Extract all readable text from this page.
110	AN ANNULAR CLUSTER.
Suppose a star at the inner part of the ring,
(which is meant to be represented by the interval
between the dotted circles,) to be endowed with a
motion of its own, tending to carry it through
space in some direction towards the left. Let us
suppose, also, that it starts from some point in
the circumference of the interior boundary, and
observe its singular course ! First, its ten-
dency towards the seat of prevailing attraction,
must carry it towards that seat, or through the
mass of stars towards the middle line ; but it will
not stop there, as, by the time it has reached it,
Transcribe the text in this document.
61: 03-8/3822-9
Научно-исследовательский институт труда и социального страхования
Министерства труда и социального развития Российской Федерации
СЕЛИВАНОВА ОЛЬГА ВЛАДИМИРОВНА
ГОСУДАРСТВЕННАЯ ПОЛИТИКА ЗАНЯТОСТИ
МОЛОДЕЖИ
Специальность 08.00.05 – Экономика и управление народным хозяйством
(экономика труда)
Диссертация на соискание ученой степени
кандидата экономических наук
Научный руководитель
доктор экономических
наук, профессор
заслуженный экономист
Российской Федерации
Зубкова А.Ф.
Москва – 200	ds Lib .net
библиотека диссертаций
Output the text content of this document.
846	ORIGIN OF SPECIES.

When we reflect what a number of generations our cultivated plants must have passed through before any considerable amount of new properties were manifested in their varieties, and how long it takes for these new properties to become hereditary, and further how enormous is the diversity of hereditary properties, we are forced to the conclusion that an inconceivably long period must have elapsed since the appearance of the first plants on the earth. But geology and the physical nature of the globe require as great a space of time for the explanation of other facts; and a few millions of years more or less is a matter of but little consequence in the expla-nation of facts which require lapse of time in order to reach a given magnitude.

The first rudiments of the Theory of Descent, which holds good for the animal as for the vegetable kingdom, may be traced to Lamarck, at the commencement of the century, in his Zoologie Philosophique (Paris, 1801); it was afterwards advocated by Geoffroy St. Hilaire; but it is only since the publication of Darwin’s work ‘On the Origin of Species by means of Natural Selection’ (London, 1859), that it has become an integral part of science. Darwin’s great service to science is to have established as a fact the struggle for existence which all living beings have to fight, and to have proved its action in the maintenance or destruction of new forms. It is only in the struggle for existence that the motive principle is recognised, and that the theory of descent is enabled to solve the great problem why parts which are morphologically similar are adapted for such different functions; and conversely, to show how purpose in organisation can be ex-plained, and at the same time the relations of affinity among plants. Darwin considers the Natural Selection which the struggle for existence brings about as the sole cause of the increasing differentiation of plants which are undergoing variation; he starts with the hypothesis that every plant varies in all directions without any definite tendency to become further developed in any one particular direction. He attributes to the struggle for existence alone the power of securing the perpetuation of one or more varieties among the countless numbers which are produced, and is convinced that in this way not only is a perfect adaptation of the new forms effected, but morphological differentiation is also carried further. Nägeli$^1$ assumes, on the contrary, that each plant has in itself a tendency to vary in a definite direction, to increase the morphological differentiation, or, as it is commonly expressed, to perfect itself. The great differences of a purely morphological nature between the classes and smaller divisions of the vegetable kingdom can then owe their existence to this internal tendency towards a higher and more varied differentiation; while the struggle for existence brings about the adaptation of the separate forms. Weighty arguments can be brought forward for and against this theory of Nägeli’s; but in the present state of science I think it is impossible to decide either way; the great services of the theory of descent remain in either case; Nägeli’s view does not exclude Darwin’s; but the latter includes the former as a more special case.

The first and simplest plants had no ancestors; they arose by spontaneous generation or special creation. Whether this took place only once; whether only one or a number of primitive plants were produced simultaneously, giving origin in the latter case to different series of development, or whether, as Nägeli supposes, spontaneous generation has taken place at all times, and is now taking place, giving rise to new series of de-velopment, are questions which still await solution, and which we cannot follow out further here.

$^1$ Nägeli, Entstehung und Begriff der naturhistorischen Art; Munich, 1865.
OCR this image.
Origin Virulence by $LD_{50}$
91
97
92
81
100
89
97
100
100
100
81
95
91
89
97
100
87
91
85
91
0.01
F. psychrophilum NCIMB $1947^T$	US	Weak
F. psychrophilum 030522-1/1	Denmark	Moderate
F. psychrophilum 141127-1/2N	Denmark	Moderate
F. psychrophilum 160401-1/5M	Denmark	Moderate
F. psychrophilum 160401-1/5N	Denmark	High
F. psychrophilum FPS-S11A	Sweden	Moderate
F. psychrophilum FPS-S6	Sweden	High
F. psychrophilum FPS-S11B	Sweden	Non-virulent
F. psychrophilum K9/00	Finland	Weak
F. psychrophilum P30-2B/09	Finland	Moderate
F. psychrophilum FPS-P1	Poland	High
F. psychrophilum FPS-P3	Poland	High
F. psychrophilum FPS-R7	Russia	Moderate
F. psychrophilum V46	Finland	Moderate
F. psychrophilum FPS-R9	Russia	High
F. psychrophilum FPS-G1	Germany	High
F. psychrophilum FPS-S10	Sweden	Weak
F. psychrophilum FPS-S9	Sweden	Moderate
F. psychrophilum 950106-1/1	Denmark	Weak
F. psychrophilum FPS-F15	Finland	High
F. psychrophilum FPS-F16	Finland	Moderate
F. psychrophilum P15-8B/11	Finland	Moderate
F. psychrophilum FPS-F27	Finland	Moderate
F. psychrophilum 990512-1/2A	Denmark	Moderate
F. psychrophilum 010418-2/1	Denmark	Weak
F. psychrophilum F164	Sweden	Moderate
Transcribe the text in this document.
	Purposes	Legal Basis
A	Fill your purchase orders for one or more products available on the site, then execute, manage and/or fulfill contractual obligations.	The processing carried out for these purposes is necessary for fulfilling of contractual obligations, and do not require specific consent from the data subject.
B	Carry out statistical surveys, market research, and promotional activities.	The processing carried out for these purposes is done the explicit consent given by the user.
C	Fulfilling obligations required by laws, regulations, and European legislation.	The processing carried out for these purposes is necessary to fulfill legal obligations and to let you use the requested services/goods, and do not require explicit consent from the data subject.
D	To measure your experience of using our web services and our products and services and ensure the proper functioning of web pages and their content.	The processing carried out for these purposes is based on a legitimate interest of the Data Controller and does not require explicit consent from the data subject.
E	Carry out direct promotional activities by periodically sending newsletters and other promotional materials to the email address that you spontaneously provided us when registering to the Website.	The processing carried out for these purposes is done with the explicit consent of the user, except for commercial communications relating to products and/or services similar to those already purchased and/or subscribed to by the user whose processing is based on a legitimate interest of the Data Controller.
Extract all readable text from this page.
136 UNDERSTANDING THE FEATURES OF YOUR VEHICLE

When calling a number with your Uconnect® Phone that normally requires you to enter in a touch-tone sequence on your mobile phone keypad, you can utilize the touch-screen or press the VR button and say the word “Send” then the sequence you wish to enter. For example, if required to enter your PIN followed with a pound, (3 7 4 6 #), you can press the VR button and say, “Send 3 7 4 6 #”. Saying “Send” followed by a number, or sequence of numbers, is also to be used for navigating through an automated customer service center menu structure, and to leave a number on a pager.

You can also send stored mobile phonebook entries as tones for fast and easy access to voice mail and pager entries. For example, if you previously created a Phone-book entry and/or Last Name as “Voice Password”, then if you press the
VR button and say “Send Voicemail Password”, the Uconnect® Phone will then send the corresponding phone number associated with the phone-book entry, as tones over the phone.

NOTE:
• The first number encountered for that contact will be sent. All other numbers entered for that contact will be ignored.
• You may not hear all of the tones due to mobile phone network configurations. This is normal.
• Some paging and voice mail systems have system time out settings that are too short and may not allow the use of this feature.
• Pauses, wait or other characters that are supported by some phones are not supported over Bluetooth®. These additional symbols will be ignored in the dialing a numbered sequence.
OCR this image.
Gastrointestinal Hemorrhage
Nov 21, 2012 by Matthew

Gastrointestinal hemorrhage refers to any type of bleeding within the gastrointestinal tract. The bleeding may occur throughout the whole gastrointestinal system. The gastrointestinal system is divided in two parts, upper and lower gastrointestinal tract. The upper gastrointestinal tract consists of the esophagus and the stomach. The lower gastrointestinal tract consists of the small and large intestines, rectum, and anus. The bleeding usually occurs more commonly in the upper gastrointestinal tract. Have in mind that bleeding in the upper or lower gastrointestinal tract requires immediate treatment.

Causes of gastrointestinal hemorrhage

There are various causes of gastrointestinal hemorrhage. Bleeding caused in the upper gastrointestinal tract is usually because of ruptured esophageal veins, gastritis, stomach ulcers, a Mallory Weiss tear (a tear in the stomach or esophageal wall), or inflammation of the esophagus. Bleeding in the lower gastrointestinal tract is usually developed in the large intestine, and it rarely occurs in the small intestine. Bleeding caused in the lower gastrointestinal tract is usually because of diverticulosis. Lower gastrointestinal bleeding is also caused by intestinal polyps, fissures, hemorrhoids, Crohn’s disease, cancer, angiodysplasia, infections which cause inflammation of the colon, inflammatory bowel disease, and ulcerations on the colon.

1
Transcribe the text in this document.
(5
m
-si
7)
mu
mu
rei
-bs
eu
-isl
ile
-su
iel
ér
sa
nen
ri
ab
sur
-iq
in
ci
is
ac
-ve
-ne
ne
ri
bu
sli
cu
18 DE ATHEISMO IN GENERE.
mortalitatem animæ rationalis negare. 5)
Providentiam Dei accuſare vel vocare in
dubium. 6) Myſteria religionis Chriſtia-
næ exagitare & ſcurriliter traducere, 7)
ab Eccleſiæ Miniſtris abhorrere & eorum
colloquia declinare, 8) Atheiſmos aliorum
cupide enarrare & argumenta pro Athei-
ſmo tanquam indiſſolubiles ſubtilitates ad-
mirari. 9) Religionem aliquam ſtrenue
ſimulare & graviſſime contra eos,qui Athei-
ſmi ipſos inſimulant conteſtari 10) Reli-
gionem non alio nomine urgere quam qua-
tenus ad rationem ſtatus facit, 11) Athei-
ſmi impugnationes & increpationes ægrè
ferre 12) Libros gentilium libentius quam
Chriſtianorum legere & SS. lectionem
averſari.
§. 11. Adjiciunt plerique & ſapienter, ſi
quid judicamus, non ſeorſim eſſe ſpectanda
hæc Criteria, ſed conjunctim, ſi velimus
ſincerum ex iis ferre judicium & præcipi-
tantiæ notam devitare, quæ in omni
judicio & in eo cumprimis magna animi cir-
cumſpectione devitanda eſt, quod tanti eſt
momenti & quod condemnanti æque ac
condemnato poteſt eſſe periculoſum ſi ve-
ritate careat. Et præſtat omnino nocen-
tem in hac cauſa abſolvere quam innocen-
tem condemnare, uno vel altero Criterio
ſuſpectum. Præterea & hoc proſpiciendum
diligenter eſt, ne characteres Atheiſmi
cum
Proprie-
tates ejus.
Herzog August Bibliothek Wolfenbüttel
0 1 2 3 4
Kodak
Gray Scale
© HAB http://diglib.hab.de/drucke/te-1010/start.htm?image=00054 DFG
- - - -
Exercise instructions: Copy out all lines that carry the word "will".

Completed exercise:
mass of stars towards the middle line ; but it will
VR button and say “Send Voicemail Password”, the Uconnect® Phone will then send the corresponding phone number associated with the phone-book entry, as tones over the phone.
• The first number encountered for that contact will be sent. All other numbers entered for that contact will be ignored.
• Pauses, wait or other characters that are supported by some phones are not supported over Bluetooth®. These additional symbols will be ignored in the dialing a numbered sequence.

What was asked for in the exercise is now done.